*** Opening of Given entries ***

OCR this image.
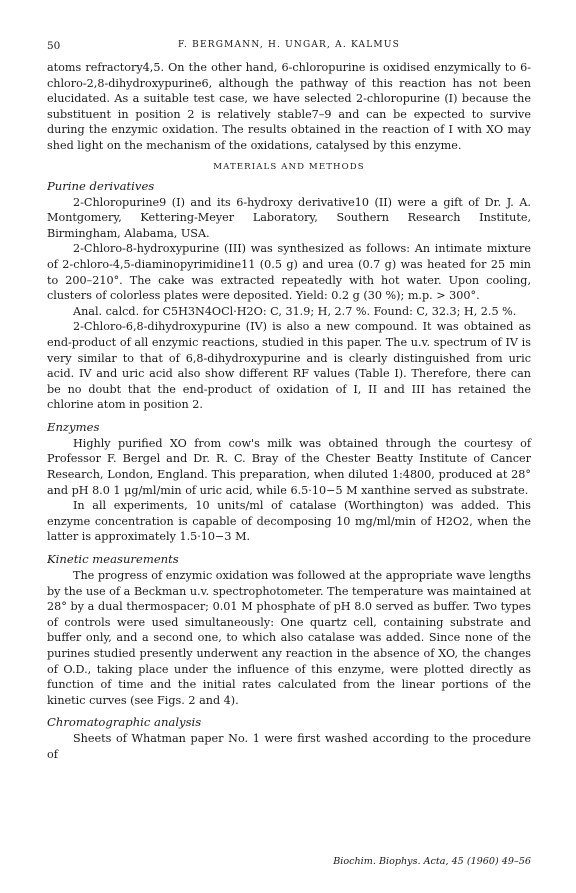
50	F. BERGMANN, H. UNGAR, A. KALMUS

atoms refractory4,5. On the other hand, 6-chloropurine is oxidised enzymically to 6-chloro-2,8-dihydroxypurine6, although the pathway of this reaction has not been elucidated. As a suitable test case, we have selected 2-chloropurine (I) because the substituent in position 2 is relatively stable7–9 and can be expected to survive during the enzymic oxidation. The results obtained in the reaction of I with XO may shed light on the mechanism of the oxidations, catalysed by this enzyme.

MATERIALS AND METHODS
Purine derivatives

2-Chloropurine9 (I) and its 6-hydroxy derivative10 (II) were a gift of Dr. J. A. Montgomery, Kettering-Meyer Laboratory, Southern Research Institute, Birmingham, Alabama, USA.

2-Chloro-8-hydroxypurine (III) was synthesized as follows: An intimate mixture of 2-chloro-4,5-diaminopyrimidine11 (0.5 g) and urea (0.7 g) was heated for 25 min to 200–210°. The cake was extracted repeatedly with hot water. Upon cooling, clusters of colorless plates were deposited. Yield: 0.2 g (30 %); m.p. > 300°.

Anal. calcd. for C5H3N4OCl·H2O: C, 31.9; H, 2.7 %. Found: C, 32.3; H, 2.5 %.

2-Chloro-6,8-dihydroxypurine (IV) is also a new compound. It was obtained as end-product of all enzymic reactions, studied in this paper. The u.v. spectrum of IV is very similar to that of 6,8-dihydroxypurine and is clearly distinguished from uric acid. IV and uric acid also show different RF values (Table I). Therefore, there can be no doubt that the end-product of oxidation of I, II and III has retained the chlorine atom in position 2.

Enzymes

Highly purified XO from cow's milk was obtained through the courtesy of Professor F. Bergel and Dr. R. C. Bray of the Chester Beatty Institute of Cancer Research, London, England. This preparation, when diluted 1:4800, produced at 28° and pH 8.0 1 μg/ml/min of uric acid, while 6.5·10−5 M xanthine served as substrate.

In all experiments, 10 units/ml of catalase (Worthington) was added. This enzyme concentration is capable of decomposing 10 mg/ml/min of H2O2, when the latter is approximately 1.5·10−3 M.

Kinetic measurements

The progress of enzymic oxidation was followed at the appropriate wave lengths by the use of a Beckman u.v. spectrophotometer. The temperature was maintained at 28° by a dual thermospacer; 0.01 M phosphate of pH 8.0 served as buffer. Two types of controls were used simultaneously: One quartz cell, containing substrate and buffer only, and a second one, to which also catalase was added. Since none of the purines studied presently underwent any reaction in the absence of XO, the changes of O.D., taking place under the influence of this enzyme, were plotted directly as function of time and the initial rates calculated from the linear portions of the kinetic curves (see Figs. 2 and 4).

Chromatographic analysis

Sheets of Whatman paper No. 1 were first washed according to the procedure of

Biochim. Biophys. Acta, 45 (1960) 49–56
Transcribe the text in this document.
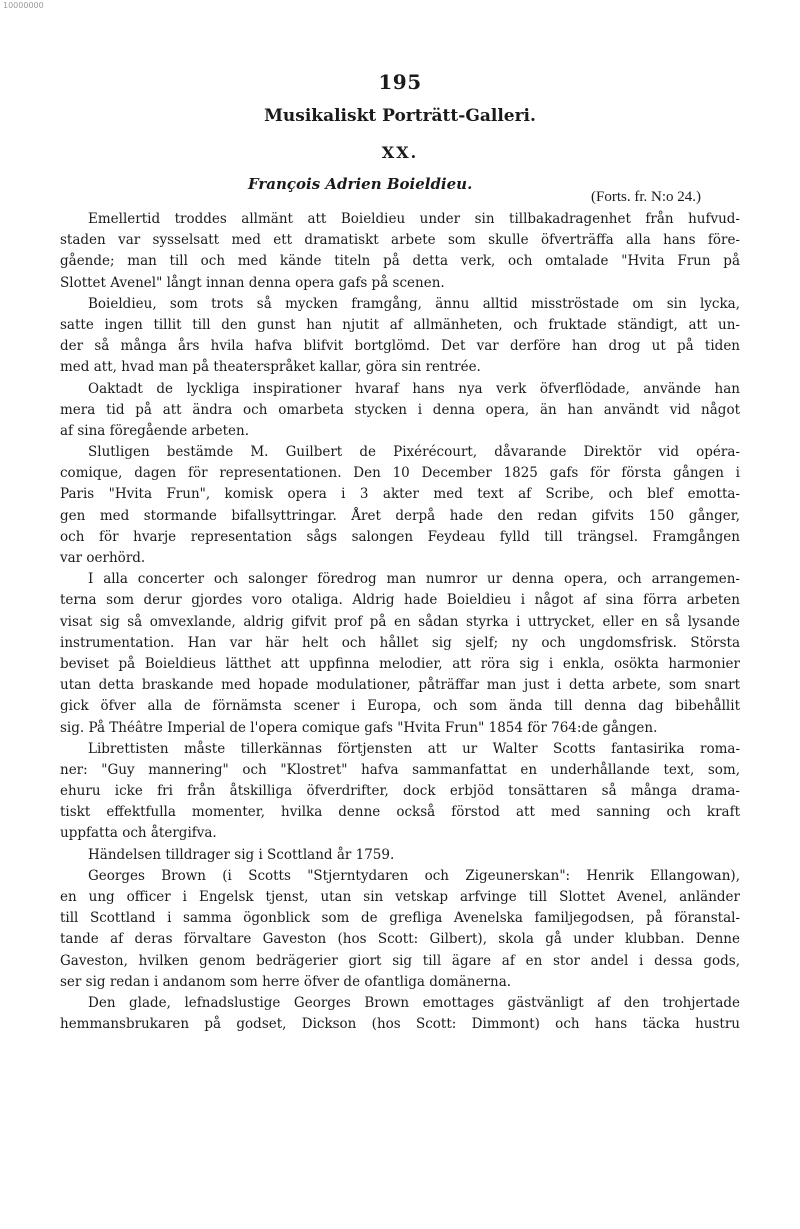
10000000
195
Musikaliskt Porträtt-Galleri.
XX.
François Adrien Boieldieu.
(Forts. fr. N:o 24.)
Emellertid troddes allmänt att Boieldieu under sin tillbakadragenhet från hufvud-
staden var sysselsatt med ett dramatiskt arbete som skulle öfverträffa alla hans före-
gående; man till och med kände titeln på detta verk, och omtalade "Hvita Frun på
Slottet Avenel" långt innan denna opera gafs på scenen.
Boieldieu, som trots så mycken framgång, ännu alltid misströstade om sin lycka,
satte ingen tillit till den gunst han njutit af allmänheten, och fruktade ständigt, att un-
der så många års hvila hafva blifvit bortglömd. Det var derföre han drog ut på tiden
med att, hvad man på theaterspråket kallar, göra sin rentrée.
Oaktadt de lyckliga inspirationer hvaraf hans nya verk öfverflödade, använde han
mera tid på att ändra och omarbeta stycken i denna opera, än han användt vid något
af sina föregående arbeten.
Slutligen bestämde M. Guilbert de Pixérécourt, dåvarande Direktör vid opéra-
comique, dagen för representationen. Den 10 December 1825 gafs för första gången i
Paris "Hvita Frun", komisk opera i 3 akter med text af Scribe, och blef emotta-
gen med stormande bifallsyttringar. Året derpå hade den redan gifvits 150 gånger,
och för hvarje representation sågs salongen Feydeau fylld till trängsel. Framgången
var oerhörd.
I alla concerter och salonger föredrog man numror ur denna opera, och arrangemen-
terna som derur gjordes voro otaliga. Aldrig hade Boieldieu i något af sina förra arbeten
visat sig så omvexlande, aldrig gifvit prof på en sådan styrka i uttrycket, eller en så lysande
instrumentation. Han var här helt och hållet sig sjelf; ny och ungdomsfrisk. Största
beviset på Boieldieus lätthet att uppfinna melodier, att röra sig i enkla, osökta harmonier
utan detta braskande med hopade modulationer, påträffar man just i detta arbete, som snart
gick öfver alla de förnämsta scener i Europa, och som ända till denna dag bibehållit
sig. På Théâtre Imperial de l'opera comique gafs "Hvita Frun" 1854 för 764:de gången.
Librettisten måste tillerkännas förtjensten att ur Walter Scotts fantasirika roma-
ner: "Guy mannering" och "Klostret" hafva sammanfattat en underhållande text, som,
ehuru icke fri från åtskilliga öfverdrifter, dock erbjöd tonsättaren så många drama-
tiskt effektfulla momenter, hvilka denne också förstod att med sanning och kraft
uppfatta och återgifva.
Händelsen tilldrager sig i Scottland år 1759.
Georges Brown (i Scotts "Stjerntydaren och Zigeunerskan": Henrik Ellangowan),
en ung officer i Engelsk tjenst, utan sin vetskap arfvinge till Slottet Avenel, anländer
till Scottland i samma ögonblick som de grefliga Avenelska familjegodsen, på föranstal-
tande af deras förvaltare Gaveston (hos Scott: Gilbert), skola gå under klubban. Denne
Gaveston, hvilken genom bedrägerier giort sig till ägare af en stor andel i dessa gods,
ser sig redan i andanom som herre öfver de ofantliga domänerna.
Den glade, lefnadslustige Georges Brown emottages gästvänligt af den trohjertade
hemmansbrukaren på godset, Dickson (hos Scott: Dimmont) och hans täcka hustru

*** Close of Given entries ***

- _Problem to solve_
Find and copy every line in the entries above where the string "redan" occurs.

- _Written reply_
gen med stormande bifallsyttringar. Året derpå hade den redan gifvits 150 gånger,
ser sig redan i andanom som herre öfver de ofantliga domänerna.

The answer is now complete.